**EXERCISE DIRECTIONS**
Copy the data precisely, keeping every character.

**Data entries**

[start]

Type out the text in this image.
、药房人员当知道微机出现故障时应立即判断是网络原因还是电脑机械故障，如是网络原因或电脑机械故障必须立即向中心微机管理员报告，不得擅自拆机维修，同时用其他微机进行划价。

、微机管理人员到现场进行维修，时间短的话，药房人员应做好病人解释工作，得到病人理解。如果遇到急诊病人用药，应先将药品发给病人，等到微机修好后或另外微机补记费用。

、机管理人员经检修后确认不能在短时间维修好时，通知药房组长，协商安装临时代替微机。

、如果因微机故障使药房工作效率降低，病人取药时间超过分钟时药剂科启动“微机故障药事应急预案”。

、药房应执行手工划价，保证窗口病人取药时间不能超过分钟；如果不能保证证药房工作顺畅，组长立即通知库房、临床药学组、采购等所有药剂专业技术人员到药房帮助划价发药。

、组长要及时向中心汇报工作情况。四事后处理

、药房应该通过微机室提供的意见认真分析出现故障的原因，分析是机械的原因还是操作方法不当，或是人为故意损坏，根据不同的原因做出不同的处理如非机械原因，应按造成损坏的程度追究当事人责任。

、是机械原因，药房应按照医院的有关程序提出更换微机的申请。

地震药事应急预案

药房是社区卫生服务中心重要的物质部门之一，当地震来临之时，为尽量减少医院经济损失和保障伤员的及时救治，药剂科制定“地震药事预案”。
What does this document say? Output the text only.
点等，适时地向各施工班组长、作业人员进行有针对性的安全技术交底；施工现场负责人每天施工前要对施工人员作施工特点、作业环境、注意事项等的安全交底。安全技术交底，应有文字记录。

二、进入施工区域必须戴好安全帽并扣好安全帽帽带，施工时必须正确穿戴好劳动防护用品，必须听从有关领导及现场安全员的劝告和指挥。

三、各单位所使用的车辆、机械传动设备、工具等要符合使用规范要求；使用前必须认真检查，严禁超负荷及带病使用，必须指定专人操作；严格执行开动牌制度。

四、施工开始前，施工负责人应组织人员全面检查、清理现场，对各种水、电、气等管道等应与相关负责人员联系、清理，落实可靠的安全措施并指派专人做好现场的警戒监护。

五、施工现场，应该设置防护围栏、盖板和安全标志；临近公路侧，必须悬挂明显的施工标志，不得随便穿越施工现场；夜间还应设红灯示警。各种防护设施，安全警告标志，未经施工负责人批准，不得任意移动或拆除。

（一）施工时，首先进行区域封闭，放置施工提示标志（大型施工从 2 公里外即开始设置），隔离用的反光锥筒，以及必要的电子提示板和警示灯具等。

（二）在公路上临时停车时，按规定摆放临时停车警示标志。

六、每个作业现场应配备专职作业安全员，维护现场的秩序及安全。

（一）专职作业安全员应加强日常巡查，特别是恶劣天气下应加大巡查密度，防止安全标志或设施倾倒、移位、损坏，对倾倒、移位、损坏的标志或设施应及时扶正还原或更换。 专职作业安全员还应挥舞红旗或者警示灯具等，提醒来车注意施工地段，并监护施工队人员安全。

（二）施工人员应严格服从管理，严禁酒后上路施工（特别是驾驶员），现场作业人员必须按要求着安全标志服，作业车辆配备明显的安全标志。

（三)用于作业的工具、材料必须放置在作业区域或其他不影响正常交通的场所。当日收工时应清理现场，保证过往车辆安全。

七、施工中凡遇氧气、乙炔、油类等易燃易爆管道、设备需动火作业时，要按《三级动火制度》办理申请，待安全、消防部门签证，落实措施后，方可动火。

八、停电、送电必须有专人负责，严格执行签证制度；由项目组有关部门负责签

[end]

**ANSWER TO THIS EXERCISE**
Type out the text in this image.
、药房人员当知道微机出现故障时应立即判断是网络原因还是电脑机械故障，如是网络原因或电脑机械故障必须立即向中心微机管理员报告，不得擅自拆机维修，同时用其他微机进行划价。

、微机管理人员到现场进行维修，时间短的话，药房人员应做好病人解释工作，得到病人理解。如果遇到急诊病人用药，应先将药品发给病人，等到微机修好后或另外微机补记费用。

、机管理人员经检修后确认不能在短时间维修好时，通知药房组长，协商安装临时代替微机。

、如果因微机故障使药房工作效率降低，病人取药时间超过分钟时药剂科启动“微机故障药事应急预案”。

、药房应执行手工划价，保证窗口病人取药时间不能超过分钟；如果不能保证证药房工作顺畅，组长立即通知库房、临床药学组、采购等所有药剂专业技术人员到药房帮助划价发药。

、组长要及时向中心汇报工作情况。四事后处理

、药房应该通过微机室提供的意见认真分析出现故障的原因，分析是机械的原因还是操作方法不当，或是人为故意损坏，根据不同的原因做出不同的处理如非机械原因，应按造成损坏的程度追究当事人责任。

、是机械原因，药房应按照医院的有关程序提出更换微机的申请。

地震药事应急预案

药房是社区卫生服务中心重要的物质部门之一，当地震来临之时，为尽量减少医院经济损失和保障伤员的及时救治，药剂科制定“地震药事预案”。
What does this document say? Output the text only.
点等，适时地向各施工班组长、作业人员进行有针对性的安全技术交底；施工现场负责人每天施工前要对施工人员作施工特点、作业环境、注意事项等的安全交底。安全技术交底，应有文字记录。

二、进入施工区域必须戴好安全帽并扣好安全帽帽带，施工时必须正确穿戴好劳动防护用品，必须听从有关领导及现场安全员的劝告和指挥。

三、各单位所使用的车辆、机械传动设备、工具等要符合使用规范要求；使用前必须认真检查，严禁超负荷及带病使用，必须指定专人操作；严格执行开动牌制度。

四、施工开始前，施工负责人应组织人员全面检查、清理现场，对各种水、电、气等管道等应与相关负责人员联系、清理，落实可靠的安全措施并指派专人做好现场的警戒监护。

五、施工现场，应该设置防护围栏、盖板和安全标志；临近公路侧，必须悬挂明显的施工标志，不得随便穿越施工现场；夜间还应设红灯示警。各种防护设施，安全警告标志，未经施工负责人批准，不得任意移动或拆除。

（一）施工时，首先进行区域封闭，放置施工提示标志（大型施工从 2 公里外即开始设置），隔离用的反光锥筒，以及必要的电子提示板和警示灯具等。

（二）在公路上临时停车时，按规定摆放临时停车警示标志。

六、每个作业现场应配备专职作业安全员，维护现场的秩序及安全。

（一）专职作业安全员应加强日常巡查，特别是恶劣天气下应加大巡查密度，防止安全标志或设施倾倒、移位、损坏，对倾倒、移位、损坏的标志或设施应及时扶正还原或更换。 专职作业安全员还应挥舞红旗或者警示灯具等，提醒来车注意施工地段，并监护施工队人员安全。

（二）施工人员应严格服从管理，严禁酒后上路施工（特别是驾驶员），现场作业人员必须按要求着安全标志服，作业车辆配备明显的安全标志。

（三)用于作业的工具、材料必须放置在作业区域或其他不影响正常交通的场所。当日收工时应清理现场，保证过往车辆安全。

七、施工中凡遇氧气、乙炔、油类等易燃易爆管道、设备需动火作业时，要按《三级动火制度》办理申请，待安全、消防部门签证，落实措施后，方可动火。

八、停电、送电必须有专人负责，严格执行签证制度；由项目组有关部门负责签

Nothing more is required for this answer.